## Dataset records
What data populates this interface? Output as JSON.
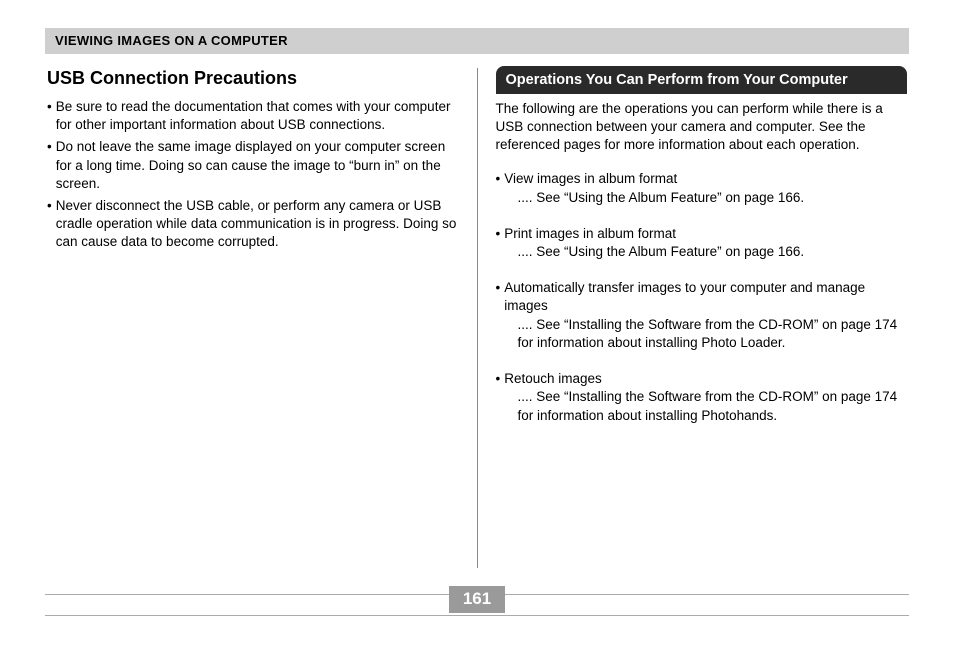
{
  "header": "VIEWING IMAGES ON A COMPUTER",
  "left": {
    "title": "USB Connection Precautions",
    "bullets": [
      "Be sure to read the documentation that comes with your computer for other important information about USB connections.",
      "Do not leave the same image displayed on your computer screen for a long time. Doing so can cause the image to “burn in” on the screen.",
      "Never disconnect the USB cable, or perform any camera or USB cradle operation while data communication is in progress. Doing so can cause data to become corrupted."
    ]
  },
  "right": {
    "heading": "Operations You Can Perform from Your Computer",
    "intro": "The following are the operations you can perform while there is a USB connection between your camera and computer. See the referenced pages for more information about each operation.",
    "operations": [
      {
        "title": "View images in album format",
        "ref": ".... See “Using the Album Feature” on page 166."
      },
      {
        "title": "Print images in album format",
        "ref": ".... See “Using the Album Feature” on page 166."
      },
      {
        "title": "Automatically transfer images to your computer and manage images",
        "ref": ".... See “Installing the Software from the CD-ROM” on page 174 for information about installing Photo Loader."
      },
      {
        "title": "Retouch images",
        "ref": ".... See “Installing the Software from the CD-ROM” on page 174 for information about installing Photohands."
      }
    ]
  },
  "page_number": "161"
}
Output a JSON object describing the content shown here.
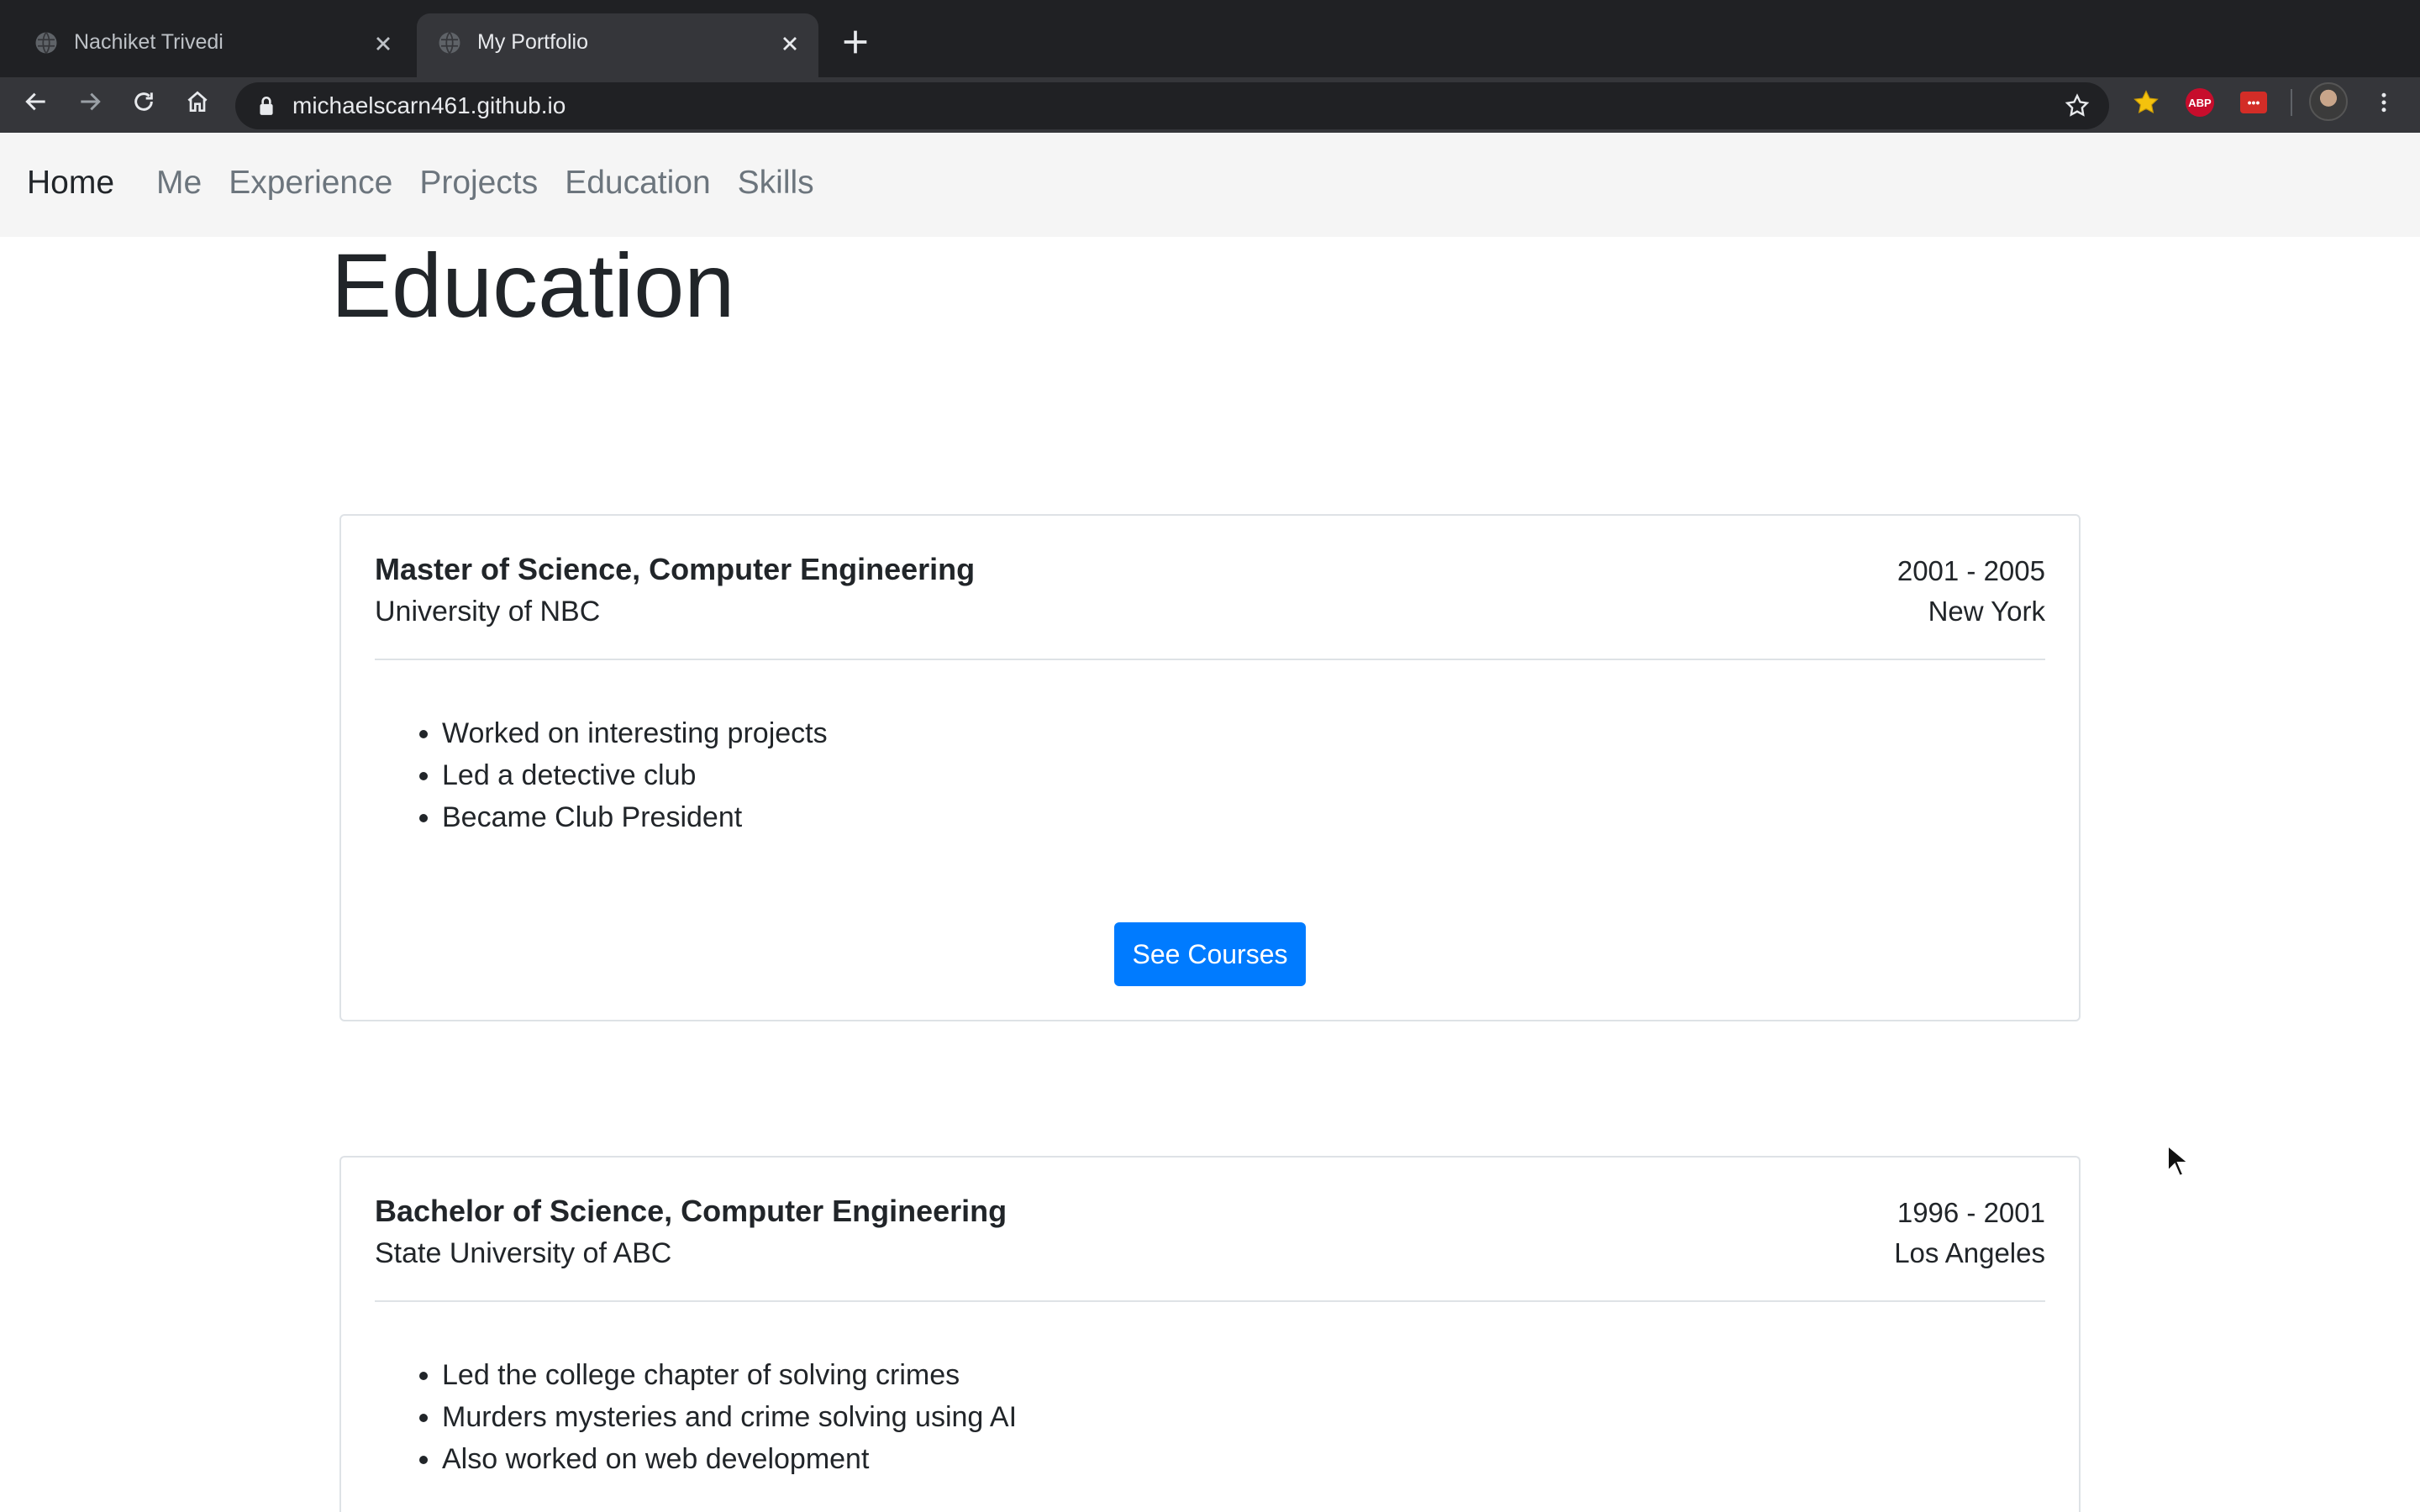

## STATED GOAL
Say how many lines in the records contain the string "while", and say nothing else.

## SOLUTION
2